▶ _DIRECTIONS FOR THIS TASK_
Read the listing below and copy out every line that holds "value".
───── DATA SHOWN
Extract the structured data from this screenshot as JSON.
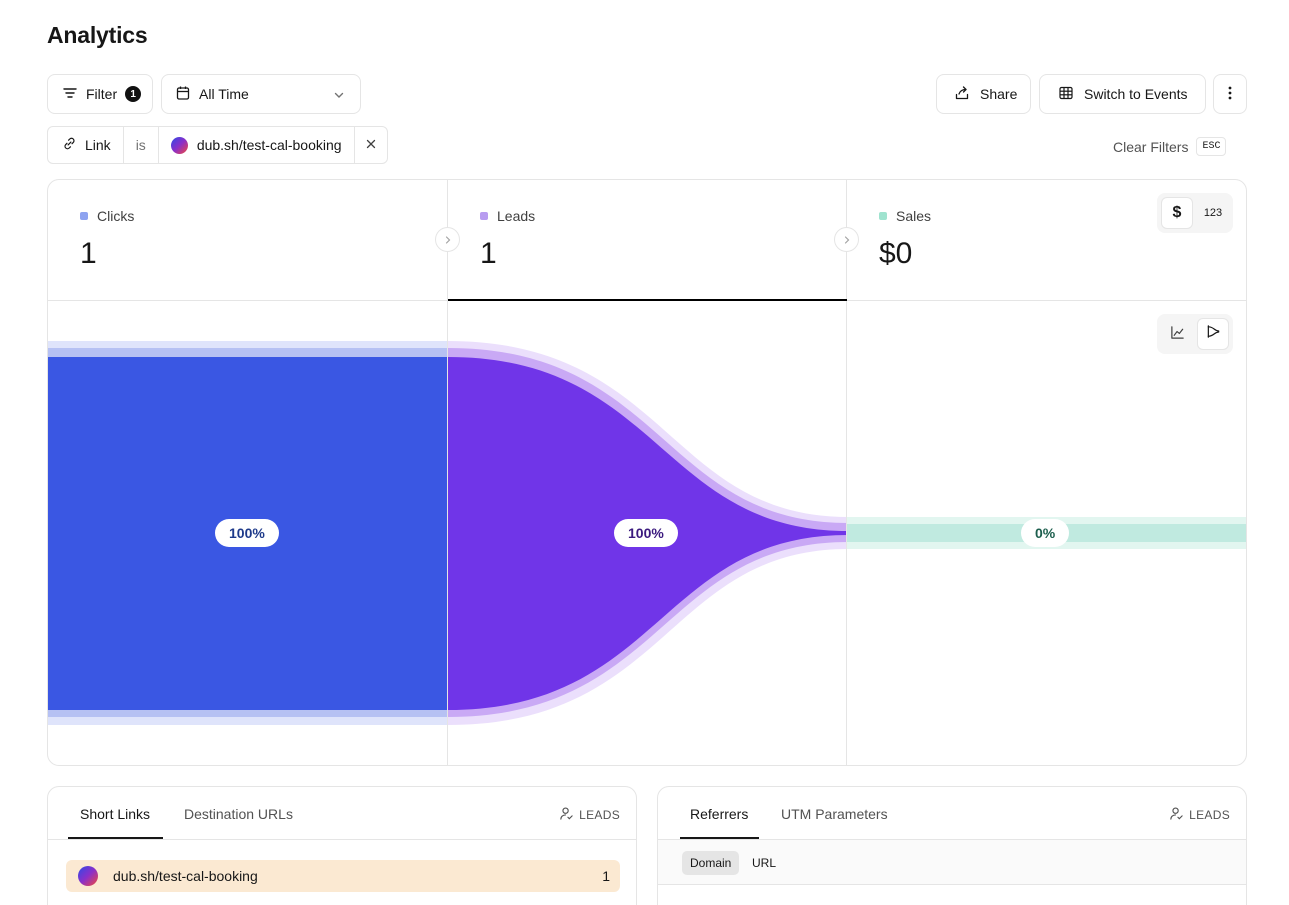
{
  "page": {
    "title": "Analytics"
  },
  "toolbar": {
    "filter_label": "Filter",
    "filter_count": "1",
    "date_range": "All Time",
    "share_label": "Share",
    "switch_label": "Switch to Events"
  },
  "active_filter": {
    "field": "Link",
    "operator": "is",
    "value": "dub.sh/test-cal-booking"
  },
  "clear_filters": {
    "label": "Clear Filters",
    "shortcut": "ESC"
  },
  "metrics": [
    {
      "label": "Clicks",
      "value": "1",
      "color": "#8ea3f0"
    },
    {
      "label": "Leads",
      "value": "1",
      "color": "#b89cf0"
    },
    {
      "label": "Sales",
      "value": "$0",
      "color": "#9fe3cf"
    }
  ],
  "display_toggle": {
    "currency": "$",
    "count": "123"
  },
  "funnel": {
    "clicks_pct": "100%",
    "leads_pct": "100%",
    "sales_pct": "0%",
    "colors": {
      "clicks": "#3a57e3",
      "leads": "#7035e8",
      "sales": "#c0eae0"
    }
  },
  "links_card": {
    "tabs": [
      "Short Links",
      "Destination URLs"
    ],
    "meta": "LEADS",
    "rows": [
      {
        "label": "dub.sh/test-cal-booking",
        "value": "1"
      }
    ]
  },
  "referrers_card": {
    "tabs": [
      "Referrers",
      "UTM Parameters"
    ],
    "meta": "LEADS",
    "subtabs": [
      "Domain",
      "URL"
    ]
  }
}
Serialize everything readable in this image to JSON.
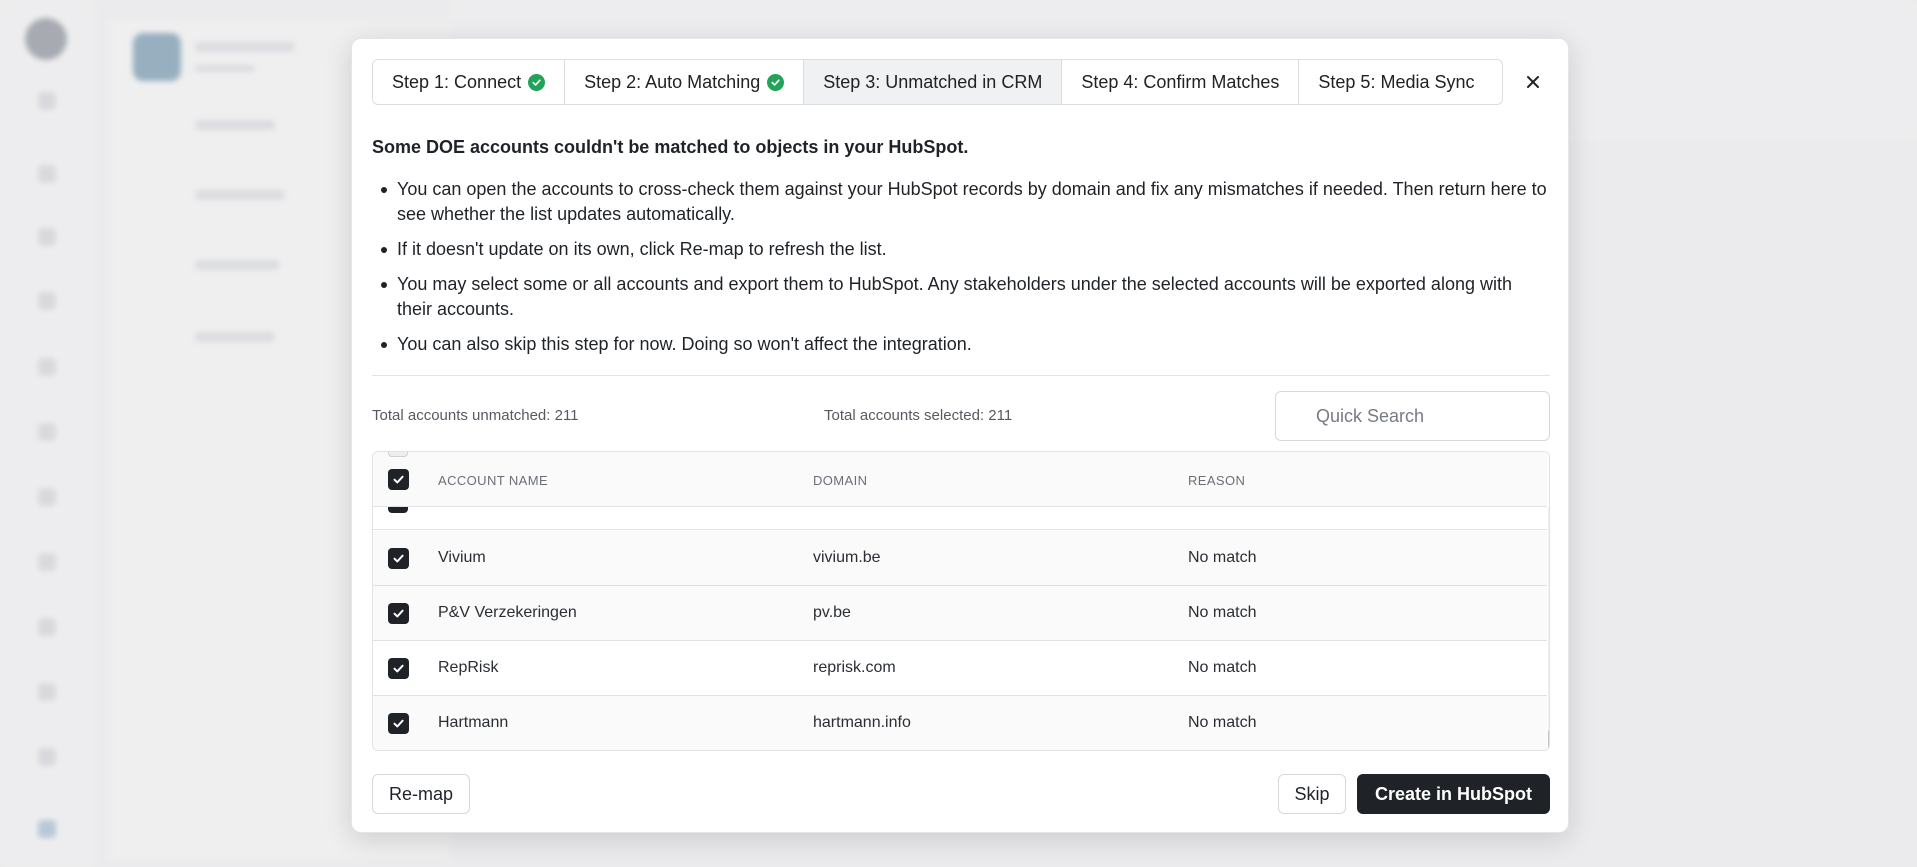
──────────
▶ _OUTPUT OF THE TASK_
    "value": "dub.sh/test-cal-booking"
      "value": "1",
      "value": "1",
      "value": "$0",
        "value": "1"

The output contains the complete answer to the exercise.